_Text to read_
Couscous: Roots and Colors of Algeria – A Culinary Exploration by Yasmina Sellam

Yasmina Sellam’s book, "Le couscous, racines et couleurs d’Algérie," offers an in-depth look at couscous, a traditional dish integral to Algerian culture and history. Published by Anep, this visually appealing book spans 120 pages, meticulously tracing the origins and significance of couscous, which was recognized by UNESCO in 2020 as part of the Intangible Cultural Heritage of Humanity, representing Algeria alongside three other Maghreb nations.

The versatile variations of couscous have different names across the region, including "kusksi," "seksu," "kuskus," "tâam," "naâma," "berboucha," and "âich." Sellam emphasizes the dish’s deep roots in North Africa, where it has been enjoyed in various forms from Egypt to the Atlantic Ocean and throughout West Africa.

Historical Context and Origins

The book is divided into two main sections. The first part delves into the rich history of couscous, its origins, primary ingredients—mainly barley and wheat—and traditional preparation techniques. Notable references are made to historical figures, such as the Andalusian traveler Leo Africanus (Hassan Al Wazzan) and French historian Jean Bottéro. These historical accounts corroborate the longstanding presence of couscous in North African culture.

Sellam relies on significant archaeological findings and historical evidence that affirm couscous’s potential Algerian origin. Citing the work of Denis Saillard, an expert in food cultures, she discusses how Numidia, ancient Algeria, played a vital role in cereal exports, particularly in wheat and barley production which were essential for couscous.

Furthermore, ethnologist Marceau Gast’s research highlights that the Zenata people of southwestern Algeria are credited for creating this beloved dish, suggesting a lineage stretching back to ancient times.

The author also discusses the social significance of couscous, noting its presence in both joyous and sad ceremonies, positioning it as a cornerstone of Algerian identity for centuries.

Included in this section is an account of "Maison Ricci," the first couscous production factory established in Algeria by an Italian colonist in 1853 in Blida. This marked a critical turning point, as it was here that hand-rolled couscous made by Algerian women was first packaged and exported to France, utilizing innovative drying methods.

Culinary Diversity and Modern Recognition

In the second part of the book, Sellam provides a collection of couscous recipes representative of Algeria’s culinary diversity. Each recipe is accompanied by photographs, reflecting the multitude of ways this staple dish is prepared and savored across the country. The rich tapestry of regional variations showcases not only the names and ingredients but also the cultural significance each version holds.

Sellam’s work is currently competing at the international "Gourmand World Cookbook Awards" in Sweden for 2025, spotlighting its significance in the realm of culinary literature. Previously, her first publication, "Mémoire culinaire de l’Algérie : histoire de recettes" (2022), garnered recognition in the 2023 iteration of the same award, emphasizing her commitment to preserving and promoting Algerian culinary heritage.

As an agronomist with a keen interest in culinary traditions, Yasmina Sellam’s mission is to showcase the richness of traditional Algerian cuisine through her writings and television programs. By documenting the historical and cultural context of couscous, she aims to elevate its status not just as a dish, but as a symbol of national identity and heritage.

In conclusion, "Le couscous, racines et couleurs d’Algérie" is not merely a cookbook; it is a testament to the enduring legacy of couscous in Algerian culture. Through meticulous research and engaging narratives, Yasmina Sellam encapsulates the essence of this beloved dish, inviting readers to discover and celebrate its profound significance and the colorful variations that define Algerian culinary artistry.

_What you should do_
List the regional names for couscous that the text on the couscous book gives.

_Data provided_
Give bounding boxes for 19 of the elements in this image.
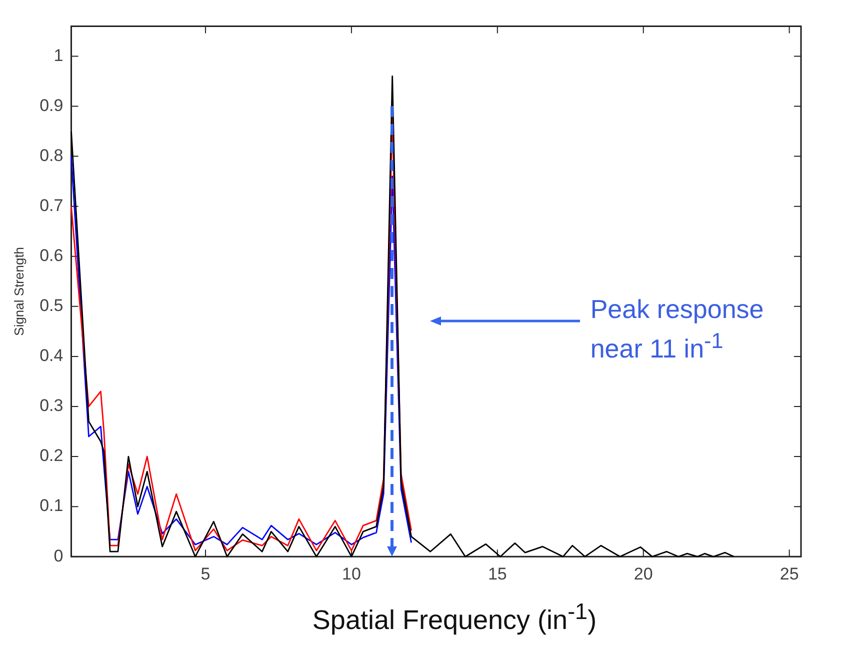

==

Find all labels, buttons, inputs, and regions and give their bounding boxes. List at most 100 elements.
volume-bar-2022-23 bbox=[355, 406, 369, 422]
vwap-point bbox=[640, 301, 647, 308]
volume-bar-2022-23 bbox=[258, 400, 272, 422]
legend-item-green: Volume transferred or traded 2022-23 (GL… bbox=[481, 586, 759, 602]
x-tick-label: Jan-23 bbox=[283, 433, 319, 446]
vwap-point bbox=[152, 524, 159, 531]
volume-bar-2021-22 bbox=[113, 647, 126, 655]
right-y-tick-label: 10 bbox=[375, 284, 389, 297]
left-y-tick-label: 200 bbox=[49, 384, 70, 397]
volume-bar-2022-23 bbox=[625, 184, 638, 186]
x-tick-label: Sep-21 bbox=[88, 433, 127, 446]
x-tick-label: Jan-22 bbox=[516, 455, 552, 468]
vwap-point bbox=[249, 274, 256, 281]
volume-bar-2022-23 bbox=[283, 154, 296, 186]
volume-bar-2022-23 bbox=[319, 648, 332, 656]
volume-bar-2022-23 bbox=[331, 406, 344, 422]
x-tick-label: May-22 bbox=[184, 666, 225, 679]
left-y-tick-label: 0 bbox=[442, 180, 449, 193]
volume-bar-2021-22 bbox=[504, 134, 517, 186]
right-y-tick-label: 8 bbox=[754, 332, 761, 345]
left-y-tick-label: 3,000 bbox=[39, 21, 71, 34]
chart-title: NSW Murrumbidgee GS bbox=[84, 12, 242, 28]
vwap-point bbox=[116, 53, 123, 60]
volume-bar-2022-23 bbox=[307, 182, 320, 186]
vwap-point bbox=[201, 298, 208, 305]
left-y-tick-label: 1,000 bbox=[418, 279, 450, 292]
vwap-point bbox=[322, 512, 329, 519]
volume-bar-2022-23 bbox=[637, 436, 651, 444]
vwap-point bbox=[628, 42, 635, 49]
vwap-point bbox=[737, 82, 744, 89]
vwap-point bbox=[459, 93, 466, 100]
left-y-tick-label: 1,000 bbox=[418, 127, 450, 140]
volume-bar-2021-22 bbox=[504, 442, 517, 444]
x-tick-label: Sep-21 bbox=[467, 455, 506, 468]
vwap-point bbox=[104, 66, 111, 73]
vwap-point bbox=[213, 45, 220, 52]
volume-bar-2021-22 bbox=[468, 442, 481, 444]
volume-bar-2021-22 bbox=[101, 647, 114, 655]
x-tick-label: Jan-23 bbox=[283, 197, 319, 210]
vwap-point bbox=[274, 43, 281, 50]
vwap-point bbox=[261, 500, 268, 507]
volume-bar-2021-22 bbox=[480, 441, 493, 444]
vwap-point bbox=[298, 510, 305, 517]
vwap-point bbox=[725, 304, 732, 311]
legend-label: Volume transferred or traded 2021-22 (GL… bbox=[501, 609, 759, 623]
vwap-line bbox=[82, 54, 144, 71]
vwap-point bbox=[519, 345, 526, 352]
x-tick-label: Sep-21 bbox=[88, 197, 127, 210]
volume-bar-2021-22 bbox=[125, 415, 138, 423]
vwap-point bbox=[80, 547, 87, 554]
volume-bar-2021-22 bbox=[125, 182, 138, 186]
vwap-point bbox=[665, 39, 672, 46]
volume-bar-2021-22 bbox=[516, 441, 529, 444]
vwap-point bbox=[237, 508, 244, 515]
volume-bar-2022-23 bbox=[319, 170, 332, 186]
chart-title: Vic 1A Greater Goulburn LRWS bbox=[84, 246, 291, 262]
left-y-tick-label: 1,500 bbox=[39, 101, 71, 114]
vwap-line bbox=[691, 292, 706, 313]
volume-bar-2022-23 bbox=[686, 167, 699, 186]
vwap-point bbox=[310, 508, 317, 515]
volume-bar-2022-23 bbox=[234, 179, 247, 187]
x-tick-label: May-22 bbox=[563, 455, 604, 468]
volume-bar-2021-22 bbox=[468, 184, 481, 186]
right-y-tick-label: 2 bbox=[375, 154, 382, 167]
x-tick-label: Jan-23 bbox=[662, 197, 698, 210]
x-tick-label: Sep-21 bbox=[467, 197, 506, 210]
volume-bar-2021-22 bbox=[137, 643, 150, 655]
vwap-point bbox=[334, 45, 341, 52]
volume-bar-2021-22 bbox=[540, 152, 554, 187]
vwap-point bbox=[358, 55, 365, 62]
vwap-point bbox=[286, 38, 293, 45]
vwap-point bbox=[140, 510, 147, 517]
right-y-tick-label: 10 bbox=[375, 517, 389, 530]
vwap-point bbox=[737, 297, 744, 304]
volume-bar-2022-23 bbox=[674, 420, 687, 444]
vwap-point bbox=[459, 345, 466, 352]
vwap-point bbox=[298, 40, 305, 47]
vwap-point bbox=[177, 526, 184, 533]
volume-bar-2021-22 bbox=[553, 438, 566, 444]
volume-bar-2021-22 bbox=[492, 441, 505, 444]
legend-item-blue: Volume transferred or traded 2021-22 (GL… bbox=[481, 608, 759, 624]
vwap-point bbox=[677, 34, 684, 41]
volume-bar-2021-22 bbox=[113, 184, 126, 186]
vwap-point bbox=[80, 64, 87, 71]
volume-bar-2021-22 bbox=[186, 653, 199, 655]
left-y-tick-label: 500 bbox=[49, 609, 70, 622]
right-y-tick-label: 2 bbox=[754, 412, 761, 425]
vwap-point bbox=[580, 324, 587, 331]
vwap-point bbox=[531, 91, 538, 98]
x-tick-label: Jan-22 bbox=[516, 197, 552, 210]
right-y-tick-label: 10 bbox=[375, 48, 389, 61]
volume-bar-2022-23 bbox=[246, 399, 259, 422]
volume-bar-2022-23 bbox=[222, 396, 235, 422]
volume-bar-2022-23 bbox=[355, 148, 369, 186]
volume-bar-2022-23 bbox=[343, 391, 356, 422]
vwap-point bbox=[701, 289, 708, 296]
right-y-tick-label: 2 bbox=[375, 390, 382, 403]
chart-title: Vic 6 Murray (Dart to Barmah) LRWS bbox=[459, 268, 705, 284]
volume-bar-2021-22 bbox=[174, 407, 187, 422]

==

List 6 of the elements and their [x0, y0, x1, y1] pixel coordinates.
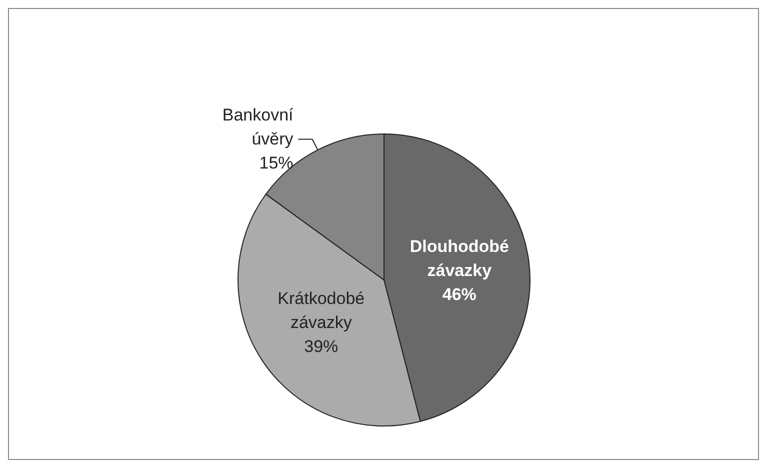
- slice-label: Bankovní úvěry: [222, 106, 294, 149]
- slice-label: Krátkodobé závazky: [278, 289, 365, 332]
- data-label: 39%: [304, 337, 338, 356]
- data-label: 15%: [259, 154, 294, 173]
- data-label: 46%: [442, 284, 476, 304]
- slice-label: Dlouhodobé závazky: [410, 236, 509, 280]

_Answer in full_
kusksi, seksu, kuskus, tâam, naâma, berboucha, âich